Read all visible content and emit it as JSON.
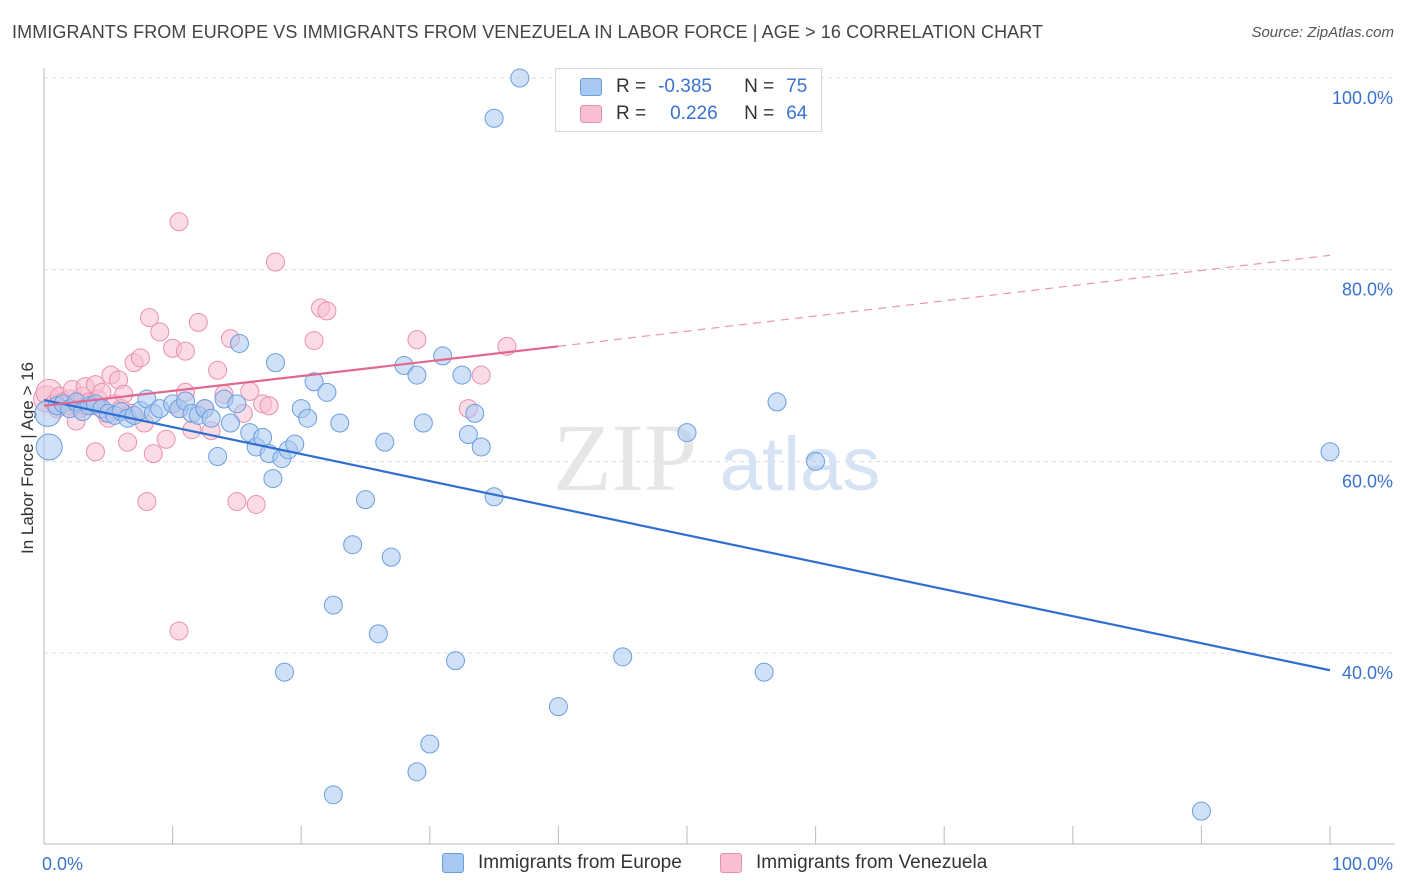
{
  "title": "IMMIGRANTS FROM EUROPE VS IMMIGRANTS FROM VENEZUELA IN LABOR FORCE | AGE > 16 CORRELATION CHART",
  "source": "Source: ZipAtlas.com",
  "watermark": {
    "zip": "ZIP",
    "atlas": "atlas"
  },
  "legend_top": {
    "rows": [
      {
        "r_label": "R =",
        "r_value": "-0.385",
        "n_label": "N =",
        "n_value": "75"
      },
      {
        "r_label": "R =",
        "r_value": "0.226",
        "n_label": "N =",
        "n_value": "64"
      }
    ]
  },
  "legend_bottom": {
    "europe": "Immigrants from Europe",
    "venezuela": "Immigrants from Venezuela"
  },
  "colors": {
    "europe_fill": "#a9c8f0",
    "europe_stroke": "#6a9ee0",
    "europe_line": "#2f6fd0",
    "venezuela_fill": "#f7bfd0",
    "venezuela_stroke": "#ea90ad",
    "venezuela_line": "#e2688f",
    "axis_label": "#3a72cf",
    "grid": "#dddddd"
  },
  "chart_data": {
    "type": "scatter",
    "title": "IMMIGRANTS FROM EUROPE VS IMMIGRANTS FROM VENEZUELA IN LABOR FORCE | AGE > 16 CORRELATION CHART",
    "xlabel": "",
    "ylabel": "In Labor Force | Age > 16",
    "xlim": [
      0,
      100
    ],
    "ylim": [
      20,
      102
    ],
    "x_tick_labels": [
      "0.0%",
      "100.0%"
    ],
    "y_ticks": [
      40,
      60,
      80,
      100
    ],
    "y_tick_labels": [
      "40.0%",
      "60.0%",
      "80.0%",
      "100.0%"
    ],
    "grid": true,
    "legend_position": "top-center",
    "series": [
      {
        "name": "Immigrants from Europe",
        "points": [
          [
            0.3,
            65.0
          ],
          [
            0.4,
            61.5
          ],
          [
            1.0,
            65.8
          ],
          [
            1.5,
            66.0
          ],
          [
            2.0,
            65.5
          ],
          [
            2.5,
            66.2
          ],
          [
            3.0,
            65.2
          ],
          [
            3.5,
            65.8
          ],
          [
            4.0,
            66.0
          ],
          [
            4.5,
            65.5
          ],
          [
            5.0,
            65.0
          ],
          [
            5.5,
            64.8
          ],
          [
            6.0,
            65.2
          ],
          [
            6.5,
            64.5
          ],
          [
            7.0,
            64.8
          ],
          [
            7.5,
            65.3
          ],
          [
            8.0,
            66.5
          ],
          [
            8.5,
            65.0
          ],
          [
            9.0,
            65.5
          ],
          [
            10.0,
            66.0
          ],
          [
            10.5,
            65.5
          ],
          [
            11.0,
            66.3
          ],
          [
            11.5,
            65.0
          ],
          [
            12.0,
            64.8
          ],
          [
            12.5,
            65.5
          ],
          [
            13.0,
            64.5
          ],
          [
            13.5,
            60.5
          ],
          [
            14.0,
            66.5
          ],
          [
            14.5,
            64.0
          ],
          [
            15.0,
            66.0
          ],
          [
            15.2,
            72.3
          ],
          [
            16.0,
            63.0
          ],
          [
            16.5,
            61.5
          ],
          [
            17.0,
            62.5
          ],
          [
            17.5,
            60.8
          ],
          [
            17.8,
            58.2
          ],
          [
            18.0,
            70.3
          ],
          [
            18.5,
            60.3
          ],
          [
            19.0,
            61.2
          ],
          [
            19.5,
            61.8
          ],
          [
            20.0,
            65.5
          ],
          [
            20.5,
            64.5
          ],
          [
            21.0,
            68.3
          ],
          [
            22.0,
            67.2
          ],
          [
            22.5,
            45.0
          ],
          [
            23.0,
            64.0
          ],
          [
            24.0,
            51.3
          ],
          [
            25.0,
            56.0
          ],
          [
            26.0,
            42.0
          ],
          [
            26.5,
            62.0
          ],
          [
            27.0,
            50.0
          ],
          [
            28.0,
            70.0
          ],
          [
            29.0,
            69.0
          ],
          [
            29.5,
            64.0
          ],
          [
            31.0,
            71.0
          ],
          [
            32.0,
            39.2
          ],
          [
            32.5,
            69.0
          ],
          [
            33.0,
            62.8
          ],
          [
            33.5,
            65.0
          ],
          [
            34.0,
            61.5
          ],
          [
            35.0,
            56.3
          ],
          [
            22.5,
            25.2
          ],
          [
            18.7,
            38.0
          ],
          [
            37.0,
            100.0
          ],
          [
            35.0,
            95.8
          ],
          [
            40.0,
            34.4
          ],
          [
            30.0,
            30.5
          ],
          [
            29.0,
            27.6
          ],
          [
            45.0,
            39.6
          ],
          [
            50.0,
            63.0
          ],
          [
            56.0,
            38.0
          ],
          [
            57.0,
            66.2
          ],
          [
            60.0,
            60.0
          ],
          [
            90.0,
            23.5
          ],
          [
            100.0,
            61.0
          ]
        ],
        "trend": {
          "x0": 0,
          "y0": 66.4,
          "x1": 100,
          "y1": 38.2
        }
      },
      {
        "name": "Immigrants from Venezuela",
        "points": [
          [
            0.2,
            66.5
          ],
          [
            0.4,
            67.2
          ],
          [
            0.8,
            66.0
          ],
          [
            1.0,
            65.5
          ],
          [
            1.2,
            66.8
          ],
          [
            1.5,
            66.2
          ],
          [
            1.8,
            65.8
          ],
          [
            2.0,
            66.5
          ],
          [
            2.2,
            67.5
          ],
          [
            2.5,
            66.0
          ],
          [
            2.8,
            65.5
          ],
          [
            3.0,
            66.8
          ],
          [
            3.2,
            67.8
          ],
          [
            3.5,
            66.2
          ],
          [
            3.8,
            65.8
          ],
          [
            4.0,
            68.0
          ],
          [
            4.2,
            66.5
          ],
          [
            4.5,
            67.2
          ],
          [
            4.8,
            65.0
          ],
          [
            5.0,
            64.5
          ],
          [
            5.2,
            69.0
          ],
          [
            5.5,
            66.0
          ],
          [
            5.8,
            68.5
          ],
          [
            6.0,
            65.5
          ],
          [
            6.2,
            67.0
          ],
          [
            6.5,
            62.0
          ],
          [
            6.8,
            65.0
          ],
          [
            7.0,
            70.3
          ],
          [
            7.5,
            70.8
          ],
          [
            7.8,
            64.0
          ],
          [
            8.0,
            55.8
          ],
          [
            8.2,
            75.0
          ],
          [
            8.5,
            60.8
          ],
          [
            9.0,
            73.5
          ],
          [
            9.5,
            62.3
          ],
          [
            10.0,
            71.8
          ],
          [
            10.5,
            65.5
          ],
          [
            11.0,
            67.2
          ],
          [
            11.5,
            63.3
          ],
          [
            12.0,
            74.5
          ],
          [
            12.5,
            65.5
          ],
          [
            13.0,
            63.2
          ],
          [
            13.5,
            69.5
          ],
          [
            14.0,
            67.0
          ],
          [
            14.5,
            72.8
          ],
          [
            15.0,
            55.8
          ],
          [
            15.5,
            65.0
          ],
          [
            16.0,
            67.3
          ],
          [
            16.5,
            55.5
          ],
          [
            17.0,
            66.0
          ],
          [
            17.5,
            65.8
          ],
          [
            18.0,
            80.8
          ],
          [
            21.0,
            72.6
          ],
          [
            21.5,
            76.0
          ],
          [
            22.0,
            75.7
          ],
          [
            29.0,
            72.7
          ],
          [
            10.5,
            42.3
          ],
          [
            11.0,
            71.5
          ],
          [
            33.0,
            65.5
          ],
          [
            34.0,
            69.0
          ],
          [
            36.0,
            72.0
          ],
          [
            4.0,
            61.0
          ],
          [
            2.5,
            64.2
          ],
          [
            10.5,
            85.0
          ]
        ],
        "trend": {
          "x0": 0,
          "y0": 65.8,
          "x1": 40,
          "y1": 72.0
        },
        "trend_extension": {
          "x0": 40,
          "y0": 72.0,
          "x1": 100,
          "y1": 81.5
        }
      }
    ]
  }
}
------------------------------------------------------------------------
SET TASK -
Make an exact copy of all entries above, dropping the images.

WRITTEN ANSWER -
Read all visible content and emit it as JSON.
{
  "title": "IMMIGRANTS FROM EUROPE VS IMMIGRANTS FROM VENEZUELA IN LABOR FORCE | AGE > 16 CORRELATION CHART",
  "source": "Source: ZipAtlas.com",
  "watermark": {
    "zip": "ZIP",
    "atlas": "atlas"
  },
  "legend_top": {
    "rows": [
      {
        "r_label": "R =",
        "r_value": "-0.385",
        "n_label": "N =",
        "n_value": "75"
      },
      {
        "r_label": "R =",
        "r_value": "0.226",
        "n_label": "N =",
        "n_value": "64"
      }
    ]
  },
  "legend_bottom": {
    "europe": "Immigrants from Europe",
    "venezuela": "Immigrants from Venezuela"
  },
  "colors": {
    "europe_fill": "#a9c8f0",
    "europe_stroke": "#6a9ee0",
    "europe_line": "#2f6fd0",
    "venezuela_fill": "#f7bfd0",
    "venezuela_stroke": "#ea90ad",
    "venezuela_line": "#e2688f",
    "axis_label": "#3a72cf",
    "grid": "#dddddd"
  },
  "chart_data": {
    "type": "scatter",
    "title": "IMMIGRANTS FROM EUROPE VS IMMIGRANTS FROM VENEZUELA IN LABOR FORCE | AGE > 16 CORRELATION CHART",
    "xlabel": "",
    "ylabel": "In Labor Force | Age > 16",
    "xlim": [
      0,
      100
    ],
    "ylim": [
      20,
      102
    ],
    "x_tick_labels": [
      "0.0%",
      "100.0%"
    ],
    "y_ticks": [
      40,
      60,
      80,
      100
    ],
    "y_tick_labels": [
      "40.0%",
      "60.0%",
      "80.0%",
      "100.0%"
    ],
    "grid": true,
    "legend_position": "top-center",
    "series": [
      {
        "name": "Immigrants from Europe",
        "points": [
          [
            0.3,
            65.0
          ],
          [
            0.4,
            61.5
          ],
          [
            1.0,
            65.8
          ],
          [
            1.5,
            66.0
          ],
          [
            2.0,
            65.5
          ],
          [
            2.5,
            66.2
          ],
          [
            3.0,
            65.2
          ],
          [
            3.5,
            65.8
          ],
          [
            4.0,
            66.0
          ],
          [
            4.5,
            65.5
          ],
          [
            5.0,
            65.0
          ],
          [
            5.5,
            64.8
          ],
          [
            6.0,
            65.2
          ],
          [
            6.5,
            64.5
          ],
          [
            7.0,
            64.8
          ],
          [
            7.5,
            65.3
          ],
          [
            8.0,
            66.5
          ],
          [
            8.5,
            65.0
          ],
          [
            9.0,
            65.5
          ],
          [
            10.0,
            66.0
          ],
          [
            10.5,
            65.5
          ],
          [
            11.0,
            66.3
          ],
          [
            11.5,
            65.0
          ],
          [
            12.0,
            64.8
          ],
          [
            12.5,
            65.5
          ],
          [
            13.0,
            64.5
          ],
          [
            13.5,
            60.5
          ],
          [
            14.0,
            66.5
          ],
          [
            14.5,
            64.0
          ],
          [
            15.0,
            66.0
          ],
          [
            15.2,
            72.3
          ],
          [
            16.0,
            63.0
          ],
          [
            16.5,
            61.5
          ],
          [
            17.0,
            62.5
          ],
          [
            17.5,
            60.8
          ],
          [
            17.8,
            58.2
          ],
          [
            18.0,
            70.3
          ],
          [
            18.5,
            60.3
          ],
          [
            19.0,
            61.2
          ],
          [
            19.5,
            61.8
          ],
          [
            20.0,
            65.5
          ],
          [
            20.5,
            64.5
          ],
          [
            21.0,
            68.3
          ],
          [
            22.0,
            67.2
          ],
          [
            22.5,
            45.0
          ],
          [
            23.0,
            64.0
          ],
          [
            24.0,
            51.3
          ],
          [
            25.0,
            56.0
          ],
          [
            26.0,
            42.0
          ],
          [
            26.5,
            62.0
          ],
          [
            27.0,
            50.0
          ],
          [
            28.0,
            70.0
          ],
          [
            29.0,
            69.0
          ],
          [
            29.5,
            64.0
          ],
          [
            31.0,
            71.0
          ],
          [
            32.0,
            39.2
          ],
          [
            32.5,
            69.0
          ],
          [
            33.0,
            62.8
          ],
          [
            33.5,
            65.0
          ],
          [
            34.0,
            61.5
          ],
          [
            35.0,
            56.3
          ],
          [
            22.5,
            25.2
          ],
          [
            18.7,
            38.0
          ],
          [
            37.0,
            100.0
          ],
          [
            35.0,
            95.8
          ],
          [
            40.0,
            34.4
          ],
          [
            30.0,
            30.5
          ],
          [
            29.0,
            27.6
          ],
          [
            45.0,
            39.6
          ],
          [
            50.0,
            63.0
          ],
          [
            56.0,
            38.0
          ],
          [
            57.0,
            66.2
          ],
          [
            60.0,
            60.0
          ],
          [
            90.0,
            23.5
          ],
          [
            100.0,
            61.0
          ]
        ],
        "trend": {
          "x0": 0,
          "y0": 66.4,
          "x1": 100,
          "y1": 38.2
        }
      },
      {
        "name": "Immigrants from Venezuela",
        "points": [
          [
            0.2,
            66.5
          ],
          [
            0.4,
            67.2
          ],
          [
            0.8,
            66.0
          ],
          [
            1.0,
            65.5
          ],
          [
            1.2,
            66.8
          ],
          [
            1.5,
            66.2
          ],
          [
            1.8,
            65.8
          ],
          [
            2.0,
            66.5
          ],
          [
            2.2,
            67.5
          ],
          [
            2.5,
            66.0
          ],
          [
            2.8,
            65.5
          ],
          [
            3.0,
            66.8
          ],
          [
            3.2,
            67.8
          ],
          [
            3.5,
            66.2
          ],
          [
            3.8,
            65.8
          ],
          [
            4.0,
            68.0
          ],
          [
            4.2,
            66.5
          ],
          [
            4.5,
            67.2
          ],
          [
            4.8,
            65.0
          ],
          [
            5.0,
            64.5
          ],
          [
            5.2,
            69.0
          ],
          [
            5.5,
            66.0
          ],
          [
            5.8,
            68.5
          ],
          [
            6.0,
            65.5
          ],
          [
            6.2,
            67.0
          ],
          [
            6.5,
            62.0
          ],
          [
            6.8,
            65.0
          ],
          [
            7.0,
            70.3
          ],
          [
            7.5,
            70.8
          ],
          [
            7.8,
            64.0
          ],
          [
            8.0,
            55.8
          ],
          [
            8.2,
            75.0
          ],
          [
            8.5,
            60.8
          ],
          [
            9.0,
            73.5
          ],
          [
            9.5,
            62.3
          ],
          [
            10.0,
            71.8
          ],
          [
            10.5,
            65.5
          ],
          [
            11.0,
            67.2
          ],
          [
            11.5,
            63.3
          ],
          [
            12.0,
            74.5
          ],
          [
            12.5,
            65.5
          ],
          [
            13.0,
            63.2
          ],
          [
            13.5,
            69.5
          ],
          [
            14.0,
            67.0
          ],
          [
            14.5,
            72.8
          ],
          [
            15.0,
            55.8
          ],
          [
            15.5,
            65.0
          ],
          [
            16.0,
            67.3
          ],
          [
            16.5,
            55.5
          ],
          [
            17.0,
            66.0
          ],
          [
            17.5,
            65.8
          ],
          [
            18.0,
            80.8
          ],
          [
            21.0,
            72.6
          ],
          [
            21.5,
            76.0
          ],
          [
            22.0,
            75.7
          ],
          [
            29.0,
            72.7
          ],
          [
            10.5,
            42.3
          ],
          [
            11.0,
            71.5
          ],
          [
            33.0,
            65.5
          ],
          [
            34.0,
            69.0
          ],
          [
            36.0,
            72.0
          ],
          [
            4.0,
            61.0
          ],
          [
            2.5,
            64.2
          ],
          [
            10.5,
            85.0
          ]
        ],
        "trend": {
          "x0": 0,
          "y0": 65.8,
          "x1": 40,
          "y1": 72.0
        },
        "trend_extension": {
          "x0": 40,
          "y0": 72.0,
          "x1": 100,
          "y1": 81.5
        }
      }
    ]
  }
}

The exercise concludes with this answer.